### [AIM OF THE TASK]
Transcribe the records that follow, preserving every word.

### [RECORDS FOR THE EXERCISE]
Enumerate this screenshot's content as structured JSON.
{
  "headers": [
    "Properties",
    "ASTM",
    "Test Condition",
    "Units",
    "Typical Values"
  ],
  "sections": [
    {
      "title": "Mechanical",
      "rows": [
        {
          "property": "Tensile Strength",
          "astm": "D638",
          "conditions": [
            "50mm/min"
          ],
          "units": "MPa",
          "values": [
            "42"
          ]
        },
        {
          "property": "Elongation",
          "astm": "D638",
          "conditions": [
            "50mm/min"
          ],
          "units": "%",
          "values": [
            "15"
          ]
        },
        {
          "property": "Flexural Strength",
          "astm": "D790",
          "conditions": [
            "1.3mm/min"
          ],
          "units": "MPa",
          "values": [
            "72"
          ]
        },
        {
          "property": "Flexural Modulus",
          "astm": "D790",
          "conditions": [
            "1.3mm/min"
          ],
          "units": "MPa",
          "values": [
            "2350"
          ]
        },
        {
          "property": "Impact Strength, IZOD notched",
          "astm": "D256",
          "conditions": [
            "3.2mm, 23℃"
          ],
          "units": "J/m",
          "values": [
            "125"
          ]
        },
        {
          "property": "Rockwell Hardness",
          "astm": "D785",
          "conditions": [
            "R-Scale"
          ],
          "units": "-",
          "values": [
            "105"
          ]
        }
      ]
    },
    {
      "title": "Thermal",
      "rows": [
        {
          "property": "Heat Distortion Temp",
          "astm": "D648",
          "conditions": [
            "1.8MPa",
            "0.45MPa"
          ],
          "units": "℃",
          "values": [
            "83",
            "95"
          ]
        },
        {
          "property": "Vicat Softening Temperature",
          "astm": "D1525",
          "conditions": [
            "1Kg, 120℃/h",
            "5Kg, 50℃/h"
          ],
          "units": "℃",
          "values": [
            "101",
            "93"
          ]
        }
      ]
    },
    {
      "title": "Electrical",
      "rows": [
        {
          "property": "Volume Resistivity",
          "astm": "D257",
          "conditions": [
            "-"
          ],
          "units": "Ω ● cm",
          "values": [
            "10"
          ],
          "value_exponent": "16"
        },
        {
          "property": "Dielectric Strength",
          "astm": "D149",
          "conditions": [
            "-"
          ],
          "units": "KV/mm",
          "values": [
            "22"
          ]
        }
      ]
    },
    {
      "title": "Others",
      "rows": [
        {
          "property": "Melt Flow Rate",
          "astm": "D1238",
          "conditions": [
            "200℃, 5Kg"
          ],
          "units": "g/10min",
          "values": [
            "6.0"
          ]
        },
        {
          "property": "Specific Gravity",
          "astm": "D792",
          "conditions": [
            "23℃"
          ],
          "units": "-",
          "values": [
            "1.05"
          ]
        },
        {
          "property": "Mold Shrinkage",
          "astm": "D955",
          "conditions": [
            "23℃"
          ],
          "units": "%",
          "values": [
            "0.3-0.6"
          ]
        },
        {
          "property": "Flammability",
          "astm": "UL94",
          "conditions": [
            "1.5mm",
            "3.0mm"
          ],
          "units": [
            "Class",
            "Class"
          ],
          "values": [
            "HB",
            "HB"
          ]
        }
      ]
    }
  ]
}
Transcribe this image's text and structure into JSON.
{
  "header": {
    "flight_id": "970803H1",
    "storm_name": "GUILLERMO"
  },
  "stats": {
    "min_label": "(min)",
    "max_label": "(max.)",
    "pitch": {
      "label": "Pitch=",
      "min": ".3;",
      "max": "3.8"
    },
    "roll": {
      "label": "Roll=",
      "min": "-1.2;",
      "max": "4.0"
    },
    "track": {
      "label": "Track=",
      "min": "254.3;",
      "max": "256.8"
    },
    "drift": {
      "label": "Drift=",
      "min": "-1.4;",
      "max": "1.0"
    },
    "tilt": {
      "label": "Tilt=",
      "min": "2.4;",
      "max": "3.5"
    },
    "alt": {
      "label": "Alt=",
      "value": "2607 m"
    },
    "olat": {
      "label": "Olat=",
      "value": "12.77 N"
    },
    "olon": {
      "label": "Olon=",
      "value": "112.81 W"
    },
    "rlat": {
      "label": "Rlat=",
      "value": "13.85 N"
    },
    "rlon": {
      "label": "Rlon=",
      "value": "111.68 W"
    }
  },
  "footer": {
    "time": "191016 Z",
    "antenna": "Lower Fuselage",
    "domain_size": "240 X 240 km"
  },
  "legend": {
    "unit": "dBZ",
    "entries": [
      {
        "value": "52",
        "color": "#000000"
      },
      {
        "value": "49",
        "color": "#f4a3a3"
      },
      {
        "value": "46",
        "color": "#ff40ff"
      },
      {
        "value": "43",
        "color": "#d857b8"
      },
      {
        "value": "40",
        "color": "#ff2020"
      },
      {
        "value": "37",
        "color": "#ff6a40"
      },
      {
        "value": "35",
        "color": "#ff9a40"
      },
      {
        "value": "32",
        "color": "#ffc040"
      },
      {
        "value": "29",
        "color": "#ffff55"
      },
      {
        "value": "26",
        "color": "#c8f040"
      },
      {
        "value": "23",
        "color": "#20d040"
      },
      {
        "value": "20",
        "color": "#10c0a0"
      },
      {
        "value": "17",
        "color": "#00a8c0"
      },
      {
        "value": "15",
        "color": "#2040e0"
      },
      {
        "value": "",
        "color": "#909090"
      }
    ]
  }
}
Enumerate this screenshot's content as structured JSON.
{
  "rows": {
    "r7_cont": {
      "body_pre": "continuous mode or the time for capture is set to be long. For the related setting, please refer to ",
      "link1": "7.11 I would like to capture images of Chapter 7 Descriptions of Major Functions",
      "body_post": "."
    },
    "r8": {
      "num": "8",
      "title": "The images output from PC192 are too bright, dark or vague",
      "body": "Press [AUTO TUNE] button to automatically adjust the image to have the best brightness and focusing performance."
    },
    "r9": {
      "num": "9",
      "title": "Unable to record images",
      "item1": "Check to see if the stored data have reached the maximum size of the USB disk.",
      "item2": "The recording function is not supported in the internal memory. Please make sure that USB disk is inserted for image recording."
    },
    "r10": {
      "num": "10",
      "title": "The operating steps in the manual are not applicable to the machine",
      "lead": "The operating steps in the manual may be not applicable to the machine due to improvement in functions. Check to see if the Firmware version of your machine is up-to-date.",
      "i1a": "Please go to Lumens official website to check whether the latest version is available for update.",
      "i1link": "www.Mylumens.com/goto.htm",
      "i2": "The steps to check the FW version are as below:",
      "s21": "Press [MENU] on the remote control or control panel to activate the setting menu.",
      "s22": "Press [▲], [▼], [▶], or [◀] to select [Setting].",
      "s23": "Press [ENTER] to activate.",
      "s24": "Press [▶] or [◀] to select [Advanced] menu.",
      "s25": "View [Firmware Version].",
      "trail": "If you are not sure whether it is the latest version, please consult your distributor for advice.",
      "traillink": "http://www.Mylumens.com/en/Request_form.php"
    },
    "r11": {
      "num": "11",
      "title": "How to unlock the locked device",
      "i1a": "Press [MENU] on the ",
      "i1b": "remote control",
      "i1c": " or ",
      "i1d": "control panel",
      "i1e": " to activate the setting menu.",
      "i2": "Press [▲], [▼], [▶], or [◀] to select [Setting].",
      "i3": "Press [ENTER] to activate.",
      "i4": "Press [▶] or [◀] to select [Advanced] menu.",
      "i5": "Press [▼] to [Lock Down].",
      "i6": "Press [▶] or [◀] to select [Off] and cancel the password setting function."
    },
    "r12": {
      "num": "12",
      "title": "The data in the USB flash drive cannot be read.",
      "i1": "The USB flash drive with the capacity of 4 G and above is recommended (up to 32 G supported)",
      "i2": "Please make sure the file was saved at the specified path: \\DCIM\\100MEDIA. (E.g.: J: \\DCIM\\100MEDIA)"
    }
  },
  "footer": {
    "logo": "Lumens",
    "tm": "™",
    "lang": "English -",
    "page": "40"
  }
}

### [THE OUTPUT]
Enumerate this screenshot's content as structured JSON.
{
  "headers": [
    "Properties",
    "ASTM",
    "Test Condition",
    "Units",
    "Typical Values"
  ],
  "sections": [
    {
      "title": "Mechanical",
      "rows": [
        {
          "property": "Tensile Strength",
          "astm": "D638",
          "conditions": [
            "50mm/min"
          ],
          "units": "MPa",
          "values": [
            "42"
          ]
        },
        {
          "property": "Elongation",
          "astm": "D638",
          "conditions": [
            "50mm/min"
          ],
          "units": "%",
          "values": [
            "15"
          ]
        },
        {
          "property": "Flexural Strength",
          "astm": "D790",
          "conditions": [
            "1.3mm/min"
          ],
          "units": "MPa",
          "values": [
            "72"
          ]
        },
        {
          "property": "Flexural Modulus",
          "astm": "D790",
          "conditions": [
            "1.3mm/min"
          ],
          "units": "MPa",
          "values": [
            "2350"
          ]
        },
        {
          "property": "Impact Strength, IZOD notched",
          "astm": "D256",
          "conditions": [
            "3.2mm, 23℃"
          ],
          "units": "J/m",
          "values": [
            "125"
          ]
        },
        {
          "property": "Rockwell Hardness",
          "astm": "D785",
          "conditions": [
            "R-Scale"
          ],
          "units": "-",
          "values": [
            "105"
          ]
        }
      ]
    },
    {
      "title": "Thermal",
      "rows": [
        {
          "property": "Heat Distortion Temp",
          "astm": "D648",
          "conditions": [
            "1.8MPa",
            "0.45MPa"
          ],
          "units": "℃",
          "values": [
            "83",
            "95"
          ]
        },
        {
          "property": "Vicat Softening Temperature",
          "astm": "D1525",
          "conditions": [
            "1Kg, 120℃/h",
            "5Kg, 50℃/h"
          ],
          "units": "℃",
          "values": [
            "101",
            "93"
          ]
        }
      ]
    },
    {
      "title": "Electrical",
      "rows": [
        {
          "property": "Volume Resistivity",
          "astm": "D257",
          "conditions": [
            "-"
          ],
          "units": "Ω ● cm",
          "values": [
            "10"
          ],
          "value_exponent": "16"
        },
        {
          "property": "Dielectric Strength",
          "astm": "D149",
          "conditions": [
            "-"
          ],
          "units": "KV/mm",
          "values": [
            "22"
          ]
        }
      ]
    },
    {
      "title": "Others",
      "rows": [
        {
          "property": "Melt Flow Rate",
          "astm": "D1238",
          "conditions": [
            "200℃, 5Kg"
          ],
          "units": "g/10min",
          "values": [
            "6.0"
          ]
        },
        {
          "property": "Specific Gravity",
          "astm": "D792",
          "conditions": [
            "23℃"
          ],
          "units": "-",
          "values": [
            "1.05"
          ]
        },
        {
          "property": "Mold Shrinkage",
          "astm": "D955",
          "conditions": [
            "23℃"
          ],
          "units": "%",
          "values": [
            "0.3-0.6"
          ]
        },
        {
          "property": "Flammability",
          "astm": "UL94",
          "conditions": [
            "1.5mm",
            "3.0mm"
          ],
          "units": [
            "Class",
            "Class"
          ],
          "values": [
            "HB",
            "HB"
          ]
        }
      ]
    }
  ]
}
Transcribe this image's text and structure into JSON.
{
  "header": {
    "flight_id": "970803H1",
    "storm_name": "GUILLERMO"
  },
  "stats": {
    "min_label": "(min)",
    "max_label": "(max.)",
    "pitch": {
      "label": "Pitch=",
      "min": ".3;",
      "max": "3.8"
    },
    "roll": {
      "label": "Roll=",
      "min": "-1.2;",
      "max": "4.0"
    },
    "track": {
      "label": "Track=",
      "min": "254.3;",
      "max": "256.8"
    },
    "drift": {
      "label": "Drift=",
      "min": "-1.4;",
      "max": "1.0"
    },
    "tilt": {
      "label": "Tilt=",
      "min": "2.4;",
      "max": "3.5"
    },
    "alt": {
      "label": "Alt=",
      "value": "2607 m"
    },
    "olat": {
      "label": "Olat=",
      "value": "12.77 N"
    },
    "olon": {
      "label": "Olon=",
      "value": "112.81 W"
    },
    "rlat": {
      "label": "Rlat=",
      "value": "13.85 N"
    },
    "rlon": {
      "label": "Rlon=",
      "value": "111.68 W"
    }
  },
  "footer": {
    "time": "191016 Z",
    "antenna": "Lower Fuselage",
    "domain_size": "240 X 240 km"
  },
  "legend": {
    "unit": "dBZ",
    "entries": [
      {
        "value": "52",
        "color": "#000000"
      },
      {
        "value": "49",
        "color": "#f4a3a3"
      },
      {
        "value": "46",
        "color": "#ff40ff"
      },
      {
        "value": "43",
        "color": "#d857b8"
      },
      {
        "value": "40",
        "color": "#ff2020"
      },
      {
        "value": "37",
        "color": "#ff6a40"
      },
      {
        "value": "35",
        "color": "#ff9a40"
      },
      {
        "value": "32",
        "color": "#ffc040"
      },
      {
        "value": "29",
        "color": "#ffff55"
      },
      {
        "value": "26",
        "color": "#c8f040"
      },
      {
        "value": "23",
        "color": "#20d040"
      },
      {
        "value": "20",
        "color": "#10c0a0"
      },
      {
        "value": "17",
        "color": "#00a8c0"
      },
      {
        "value": "15",
        "color": "#2040e0"
      },
      {
        "value": "",
        "color": "#909090"
      }
    ]
  }
}
Enumerate this screenshot's content as structured JSON.
{
  "rows": {
    "r7_cont": {
      "body_pre": "continuous mode or the time for capture is set to be long. For the related setting, please refer to ",
      "link1": "7.11 I would like to capture images of Chapter 7 Descriptions of Major Functions",
      "body_post": "."
    },
    "r8": {
      "num": "8",
      "title": "The images output from PC192 are too bright, dark or vague",
      "body": "Press [AUTO TUNE] button to automatically adjust the image to have the best brightness and focusing performance."
    },
    "r9": {
      "num": "9",
      "title": "Unable to record images",
      "item1": "Check to see if the stored data have reached the maximum size of the USB disk.",
      "item2": "The recording function is not supported in the internal memory. Please make sure that USB disk is inserted for image recording."
    },
    "r10": {
      "num": "10",
      "title": "The operating steps in the manual are not applicable to the machine",
      "lead": "The operating steps in the manual may be not applicable to the machine due to improvement in functions. Check to see if the Firmware version of your machine is up-to-date.",
      "i1a": "Please go to Lumens official website to check whether the latest version is available for update.",
      "i1link": "www.Mylumens.com/goto.htm",
      "i2": "The steps to check the FW version are as below:",
      "s21": "Press [MENU] on the remote control or control panel to activate the setting menu.",
      "s22": "Press [▲], [▼], [▶], or [◀] to select [Setting].",
      "s23": "Press [ENTER] to activate.",
      "s24": "Press [▶] or [◀] to select [Advanced] menu.",
      "s25": "View [Firmware Version].",
      "trail": "If you are not sure whether it is the latest version, please consult your distributor for advice.",
      "traillink": "http://www.Mylumens.com/en/Request_form.php"
    },
    "r11": {
      "num": "11",
      "title": "How to unlock the locked device",
      "i1a": "Press [MENU] on the ",
      "i1b": "remote control",
      "i1c": " or ",
      "i1d": "control panel",
      "i1e": " to activate the setting menu.",
      "i2": "Press [▲], [▼], [▶], or [◀] to select [Setting].",
      "i3": "Press [ENTER] to activate.",
      "i4": "Press [▶] or [◀] to select [Advanced] menu.",
      "i5": "Press [▼] to [Lock Down].",
      "i6": "Press [▶] or [◀] to select [Off] and cancel the password setting function."
    },
    "r12": {
      "num": "12",
      "title": "The data in the USB flash drive cannot be read.",
      "i1": "The USB flash drive with the capacity of 4 G and above is recommended (up to 32 G supported)",
      "i2": "Please make sure the file was saved at the specified path: \\DCIM\\100MEDIA. (E.g.: J: \\DCIM\\100MEDIA)"
    }
  },
  "footer": {
    "logo": "Lumens",
    "tm": "™",
    "lang": "English -",
    "page": "40"
  }
}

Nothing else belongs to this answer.